▶ _Data to use_:
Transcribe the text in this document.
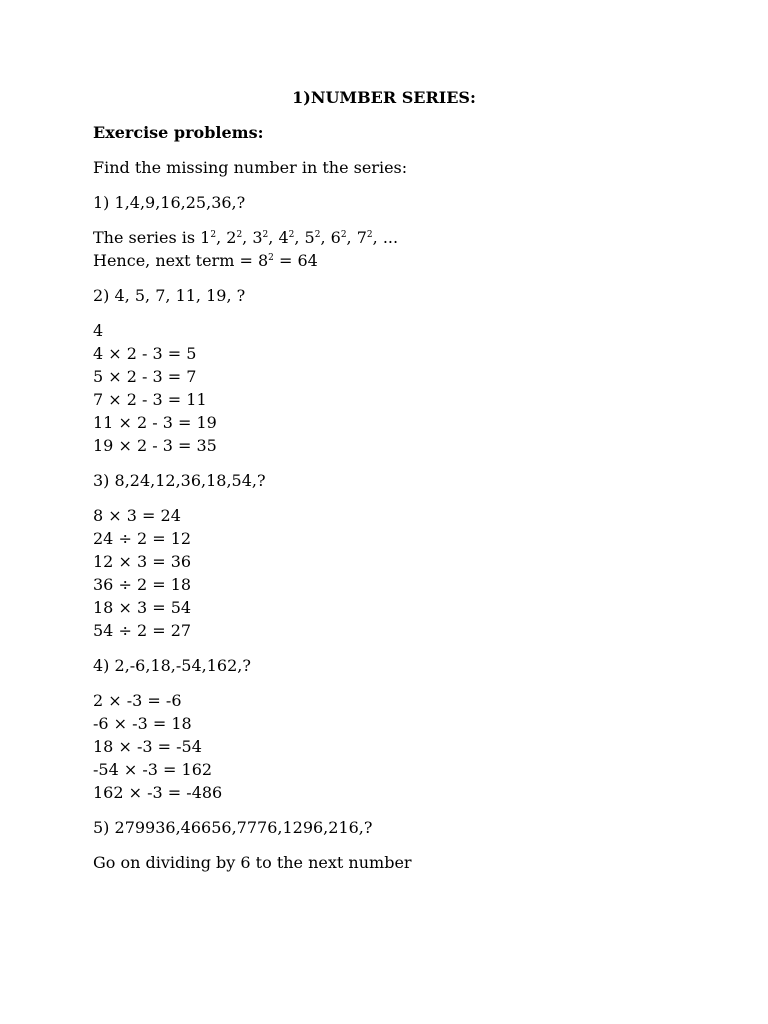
1)NUMBER SERIES:
Exercise problems:
Find the missing number in the series:
1) 1,4,9,16,25,36,?
The series is $1^2$, $2^2$, $3^2$, $4^2$, $5^2$, $6^2$, $7^2$, ...
Hence, next term = $8^2 = 64$
2) 4, 5, 7, 11, 19, ?
4
4 × 2 - 3 = 5
5 × 2 - 3 = 7
7 × 2 - 3 = 11
11 × 2 - 3 = 19
19 × 2 - 3 = 35
3) 8,24,12,36,18,54,?
8 × 3 = 24
24 ÷ 2 = 12
12 × 3 = 36
36 ÷ 2 = 18
18 × 3 = 54
54 ÷ 2 = 27
4) 2,-6,18,-54,162,?
2 × -3 = -6
-6 × -3 = 18
18 × -3 = -54
-54 × -3 = 162
162 × -3 = -486
5) 279936,46656,7776,1296,216,?
Go on dividing by 6 to the next number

▶ _Task requirements_: Quote every entry exactly, with the pictures omitted.

▶ _Output for this exercise_:
Transcribe the text in this document.
1)NUMBER SERIES:
Exercise problems:
Find the missing number in the series:
1) 1,4,9,16,25,36,?
The series is $1^2$, $2^2$, $3^2$, $4^2$, $5^2$, $6^2$, $7^2$, ...
Hence, next term = $8^2 = 64$
2) 4, 5, 7, 11, 19, ?
4
4 × 2 - 3 = 5
5 × 2 - 3 = 7
7 × 2 - 3 = 11
11 × 2 - 3 = 19
19 × 2 - 3 = 35
3) 8,24,12,36,18,54,?
8 × 3 = 24
24 ÷ 2 = 12
12 × 3 = 36
36 ÷ 2 = 18
18 × 3 = 54
54 ÷ 2 = 27
4) 2,-6,18,-54,162,?
2 × -3 = -6
-6 × -3 = 18
18 × -3 = -54
-54 × -3 = 162
162 × -3 = -486
5) 279936,46656,7776,1296,216,?
Go on dividing by 6 to the next number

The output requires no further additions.